## Materials provided
**********
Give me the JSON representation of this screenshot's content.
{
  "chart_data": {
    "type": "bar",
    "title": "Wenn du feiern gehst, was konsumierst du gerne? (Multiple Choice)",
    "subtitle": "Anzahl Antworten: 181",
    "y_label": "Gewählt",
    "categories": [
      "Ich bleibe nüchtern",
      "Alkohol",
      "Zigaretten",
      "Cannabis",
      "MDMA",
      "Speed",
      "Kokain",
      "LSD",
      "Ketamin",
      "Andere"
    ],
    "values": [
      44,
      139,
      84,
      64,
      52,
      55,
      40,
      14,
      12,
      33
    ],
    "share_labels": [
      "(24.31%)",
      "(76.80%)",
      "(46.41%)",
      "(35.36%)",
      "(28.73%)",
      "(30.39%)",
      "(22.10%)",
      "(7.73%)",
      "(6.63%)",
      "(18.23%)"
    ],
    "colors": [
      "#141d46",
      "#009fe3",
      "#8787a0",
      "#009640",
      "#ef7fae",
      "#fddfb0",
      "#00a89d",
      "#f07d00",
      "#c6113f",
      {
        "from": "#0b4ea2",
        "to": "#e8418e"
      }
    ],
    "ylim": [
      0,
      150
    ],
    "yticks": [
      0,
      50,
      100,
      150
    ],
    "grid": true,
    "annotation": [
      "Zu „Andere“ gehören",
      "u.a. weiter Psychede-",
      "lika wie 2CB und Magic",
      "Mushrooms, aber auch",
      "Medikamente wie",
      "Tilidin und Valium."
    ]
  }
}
**********
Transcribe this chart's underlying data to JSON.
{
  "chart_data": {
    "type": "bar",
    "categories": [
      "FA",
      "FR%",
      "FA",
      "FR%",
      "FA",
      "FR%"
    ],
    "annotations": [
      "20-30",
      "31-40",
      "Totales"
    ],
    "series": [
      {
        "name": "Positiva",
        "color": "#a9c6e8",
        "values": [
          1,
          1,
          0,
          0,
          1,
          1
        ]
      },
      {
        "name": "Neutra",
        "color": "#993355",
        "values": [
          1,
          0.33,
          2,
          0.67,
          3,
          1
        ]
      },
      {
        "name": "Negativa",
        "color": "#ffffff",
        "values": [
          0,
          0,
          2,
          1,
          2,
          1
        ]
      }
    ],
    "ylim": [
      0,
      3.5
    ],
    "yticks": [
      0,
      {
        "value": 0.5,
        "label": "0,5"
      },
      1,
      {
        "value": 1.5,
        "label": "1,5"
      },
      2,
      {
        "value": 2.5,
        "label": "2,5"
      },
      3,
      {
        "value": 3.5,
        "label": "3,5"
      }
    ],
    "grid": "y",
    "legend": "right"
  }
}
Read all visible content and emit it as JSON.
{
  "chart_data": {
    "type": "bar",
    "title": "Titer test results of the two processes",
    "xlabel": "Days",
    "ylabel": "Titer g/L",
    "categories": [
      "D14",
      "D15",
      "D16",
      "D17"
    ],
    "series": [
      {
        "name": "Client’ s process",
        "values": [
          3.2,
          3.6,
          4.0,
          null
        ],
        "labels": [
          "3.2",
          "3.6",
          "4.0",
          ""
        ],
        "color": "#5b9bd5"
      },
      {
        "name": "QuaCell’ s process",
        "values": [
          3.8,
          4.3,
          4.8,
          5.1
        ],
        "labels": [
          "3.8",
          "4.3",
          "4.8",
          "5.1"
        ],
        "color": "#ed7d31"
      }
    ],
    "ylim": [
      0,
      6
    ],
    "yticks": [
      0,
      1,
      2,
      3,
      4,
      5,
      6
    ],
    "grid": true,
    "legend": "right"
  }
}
**********
## Given task
In the records above, collect each line with "Titer".

## Written reply
    "title": "Titer test results of the two processes",
    "ylabel": "Titer g/L",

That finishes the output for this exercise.